### Layout dataset entries:
= = = = =
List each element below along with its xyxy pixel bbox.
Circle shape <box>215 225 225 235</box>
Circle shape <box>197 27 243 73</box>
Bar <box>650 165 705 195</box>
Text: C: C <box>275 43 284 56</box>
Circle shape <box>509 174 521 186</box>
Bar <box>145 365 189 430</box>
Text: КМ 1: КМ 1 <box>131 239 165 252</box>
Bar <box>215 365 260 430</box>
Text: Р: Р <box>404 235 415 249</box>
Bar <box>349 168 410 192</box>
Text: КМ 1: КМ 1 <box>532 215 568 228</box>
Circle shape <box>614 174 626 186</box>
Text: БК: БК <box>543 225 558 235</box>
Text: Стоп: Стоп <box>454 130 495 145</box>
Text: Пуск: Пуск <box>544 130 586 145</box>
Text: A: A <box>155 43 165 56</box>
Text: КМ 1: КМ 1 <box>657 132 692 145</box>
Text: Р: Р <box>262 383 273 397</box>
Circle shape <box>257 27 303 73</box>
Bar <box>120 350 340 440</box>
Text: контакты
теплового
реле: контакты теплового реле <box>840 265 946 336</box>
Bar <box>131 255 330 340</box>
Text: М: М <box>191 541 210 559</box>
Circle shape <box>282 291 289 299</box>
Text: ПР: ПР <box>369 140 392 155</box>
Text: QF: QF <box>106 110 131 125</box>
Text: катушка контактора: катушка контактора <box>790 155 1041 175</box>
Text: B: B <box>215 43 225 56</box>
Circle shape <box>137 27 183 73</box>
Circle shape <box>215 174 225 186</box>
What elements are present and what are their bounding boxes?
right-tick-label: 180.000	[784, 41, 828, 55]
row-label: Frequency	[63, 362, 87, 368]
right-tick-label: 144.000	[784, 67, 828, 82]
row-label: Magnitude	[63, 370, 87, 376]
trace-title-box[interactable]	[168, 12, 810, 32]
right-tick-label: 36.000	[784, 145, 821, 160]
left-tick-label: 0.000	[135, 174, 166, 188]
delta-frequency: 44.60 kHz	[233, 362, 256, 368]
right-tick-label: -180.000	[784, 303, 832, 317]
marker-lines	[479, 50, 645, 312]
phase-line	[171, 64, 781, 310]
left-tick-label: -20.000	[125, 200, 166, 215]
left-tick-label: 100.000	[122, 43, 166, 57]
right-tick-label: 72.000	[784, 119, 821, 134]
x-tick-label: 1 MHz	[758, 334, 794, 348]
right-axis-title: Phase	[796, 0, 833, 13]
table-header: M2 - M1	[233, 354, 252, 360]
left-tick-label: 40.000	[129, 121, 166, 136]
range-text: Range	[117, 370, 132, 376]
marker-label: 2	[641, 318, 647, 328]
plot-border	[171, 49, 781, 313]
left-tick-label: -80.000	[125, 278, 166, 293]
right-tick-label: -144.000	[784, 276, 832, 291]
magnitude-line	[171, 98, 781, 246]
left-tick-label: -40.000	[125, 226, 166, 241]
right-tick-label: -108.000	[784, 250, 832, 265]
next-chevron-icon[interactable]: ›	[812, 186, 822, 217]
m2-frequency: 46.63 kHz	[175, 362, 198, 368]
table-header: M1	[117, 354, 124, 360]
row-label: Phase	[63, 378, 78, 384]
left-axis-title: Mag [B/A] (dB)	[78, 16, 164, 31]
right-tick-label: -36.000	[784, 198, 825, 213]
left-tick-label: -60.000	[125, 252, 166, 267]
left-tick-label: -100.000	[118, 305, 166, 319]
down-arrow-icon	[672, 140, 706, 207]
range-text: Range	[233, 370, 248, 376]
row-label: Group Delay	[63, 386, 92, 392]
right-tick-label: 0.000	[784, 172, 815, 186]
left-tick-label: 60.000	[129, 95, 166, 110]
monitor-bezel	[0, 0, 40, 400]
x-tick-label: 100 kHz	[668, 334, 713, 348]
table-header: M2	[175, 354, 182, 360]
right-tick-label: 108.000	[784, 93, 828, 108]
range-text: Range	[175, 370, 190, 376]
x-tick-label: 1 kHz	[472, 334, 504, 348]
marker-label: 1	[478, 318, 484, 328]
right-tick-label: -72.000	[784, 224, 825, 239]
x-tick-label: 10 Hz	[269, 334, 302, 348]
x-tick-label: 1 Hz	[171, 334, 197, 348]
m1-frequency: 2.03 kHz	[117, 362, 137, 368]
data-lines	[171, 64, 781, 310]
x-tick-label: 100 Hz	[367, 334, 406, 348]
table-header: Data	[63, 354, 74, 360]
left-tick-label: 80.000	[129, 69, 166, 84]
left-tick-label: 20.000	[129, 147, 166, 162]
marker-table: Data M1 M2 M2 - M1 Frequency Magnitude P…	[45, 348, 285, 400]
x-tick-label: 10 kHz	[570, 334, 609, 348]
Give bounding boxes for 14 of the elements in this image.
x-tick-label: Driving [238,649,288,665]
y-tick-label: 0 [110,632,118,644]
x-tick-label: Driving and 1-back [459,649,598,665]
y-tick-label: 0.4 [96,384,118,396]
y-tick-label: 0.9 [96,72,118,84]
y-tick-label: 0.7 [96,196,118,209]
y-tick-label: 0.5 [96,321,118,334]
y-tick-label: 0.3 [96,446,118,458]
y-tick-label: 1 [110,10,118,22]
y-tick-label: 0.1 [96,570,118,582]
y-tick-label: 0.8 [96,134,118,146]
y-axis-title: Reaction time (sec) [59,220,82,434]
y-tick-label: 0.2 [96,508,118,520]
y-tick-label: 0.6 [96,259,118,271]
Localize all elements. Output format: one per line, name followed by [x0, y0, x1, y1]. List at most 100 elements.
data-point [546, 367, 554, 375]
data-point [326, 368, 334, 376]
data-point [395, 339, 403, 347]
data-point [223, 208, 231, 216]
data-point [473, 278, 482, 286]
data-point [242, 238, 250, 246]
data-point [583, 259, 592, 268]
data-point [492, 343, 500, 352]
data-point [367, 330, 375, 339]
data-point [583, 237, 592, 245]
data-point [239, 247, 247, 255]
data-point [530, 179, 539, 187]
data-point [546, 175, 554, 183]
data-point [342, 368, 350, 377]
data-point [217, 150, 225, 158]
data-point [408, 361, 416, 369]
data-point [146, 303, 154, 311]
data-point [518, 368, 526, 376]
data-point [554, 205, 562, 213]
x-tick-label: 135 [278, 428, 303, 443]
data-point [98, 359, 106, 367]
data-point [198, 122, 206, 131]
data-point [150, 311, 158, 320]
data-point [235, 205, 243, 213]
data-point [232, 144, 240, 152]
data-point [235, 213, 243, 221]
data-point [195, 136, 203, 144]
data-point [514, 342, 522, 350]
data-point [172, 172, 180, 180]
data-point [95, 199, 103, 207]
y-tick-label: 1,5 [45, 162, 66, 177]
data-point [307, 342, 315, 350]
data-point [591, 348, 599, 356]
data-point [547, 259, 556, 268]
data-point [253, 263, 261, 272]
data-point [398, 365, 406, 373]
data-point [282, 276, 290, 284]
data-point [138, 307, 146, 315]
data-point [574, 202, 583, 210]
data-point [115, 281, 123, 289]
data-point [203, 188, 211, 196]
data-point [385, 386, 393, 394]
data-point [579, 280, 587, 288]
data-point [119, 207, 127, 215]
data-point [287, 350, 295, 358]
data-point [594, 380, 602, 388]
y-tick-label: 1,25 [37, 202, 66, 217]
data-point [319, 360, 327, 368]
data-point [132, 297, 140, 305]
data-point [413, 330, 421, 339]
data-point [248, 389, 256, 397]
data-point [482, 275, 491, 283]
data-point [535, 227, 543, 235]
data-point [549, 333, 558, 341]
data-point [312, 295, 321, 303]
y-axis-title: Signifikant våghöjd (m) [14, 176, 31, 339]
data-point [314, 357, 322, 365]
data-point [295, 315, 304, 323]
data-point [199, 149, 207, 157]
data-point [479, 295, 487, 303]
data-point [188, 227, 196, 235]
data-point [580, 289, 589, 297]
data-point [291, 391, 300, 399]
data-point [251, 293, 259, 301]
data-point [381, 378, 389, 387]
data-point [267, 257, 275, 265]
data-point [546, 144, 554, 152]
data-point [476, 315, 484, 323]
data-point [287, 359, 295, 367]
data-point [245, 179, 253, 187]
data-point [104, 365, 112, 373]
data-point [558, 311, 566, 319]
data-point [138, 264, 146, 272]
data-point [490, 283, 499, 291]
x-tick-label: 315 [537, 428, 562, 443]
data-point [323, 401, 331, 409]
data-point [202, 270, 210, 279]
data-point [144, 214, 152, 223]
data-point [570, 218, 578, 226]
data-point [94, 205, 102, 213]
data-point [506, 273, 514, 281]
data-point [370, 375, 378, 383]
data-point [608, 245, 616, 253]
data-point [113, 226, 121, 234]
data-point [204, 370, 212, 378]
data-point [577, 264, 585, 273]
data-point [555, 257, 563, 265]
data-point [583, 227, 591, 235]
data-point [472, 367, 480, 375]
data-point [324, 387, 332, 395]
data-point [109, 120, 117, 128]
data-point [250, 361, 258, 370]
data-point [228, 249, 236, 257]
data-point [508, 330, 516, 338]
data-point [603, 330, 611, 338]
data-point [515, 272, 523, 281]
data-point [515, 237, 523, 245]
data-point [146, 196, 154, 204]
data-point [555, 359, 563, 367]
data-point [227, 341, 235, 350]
= = = = =
### Exercise instructions:
Duplicate the listing line for line, starting with its very first line and ending after the line that contains "41, 828, 55]".

### Finished answer:
List each element below along with its xyxy pixel bbox.
Circle shape <box>215 225 225 235</box>
Circle shape <box>197 27 243 73</box>
Bar <box>650 165 705 195</box>
Text: C: C <box>275 43 284 56</box>
Circle shape <box>509 174 521 186</box>
Bar <box>145 365 189 430</box>
Text: КМ 1: КМ 1 <box>131 239 165 252</box>
Bar <box>215 365 260 430</box>
Text: Р: Р <box>404 235 415 249</box>
Bar <box>349 168 410 192</box>
Text: КМ 1: КМ 1 <box>532 215 568 228</box>
Circle shape <box>614 174 626 186</box>
Text: БК: БК <box>543 225 558 235</box>
Text: Стоп: Стоп <box>454 130 495 145</box>
Text: Пуск: Пуск <box>544 130 586 145</box>
Text: A: A <box>155 43 165 56</box>
Text: КМ 1: КМ 1 <box>657 132 692 145</box>
Text: Р: Р <box>262 383 273 397</box>
Circle shape <box>257 27 303 73</box>
Bar <box>120 350 340 440</box>
Text: контакты
теплового
реле: контакты теплового реле <box>840 265 946 336</box>
Bar <box>131 255 330 340</box>
Text: М: М <box>191 541 210 559</box>
Circle shape <box>282 291 289 299</box>
Text: ПР: ПР <box>369 140 392 155</box>
Text: QF: QF <box>106 110 131 125</box>
Text: катушка контактора: катушка контактора <box>790 155 1041 175</box>
Text: B: B <box>215 43 225 56</box>
Circle shape <box>137 27 183 73</box>
Circle shape <box>215 174 225 186</box>
What elements are present and what are their bounding boxes?
right-tick-label: 180.000	[784, 41, 828, 55]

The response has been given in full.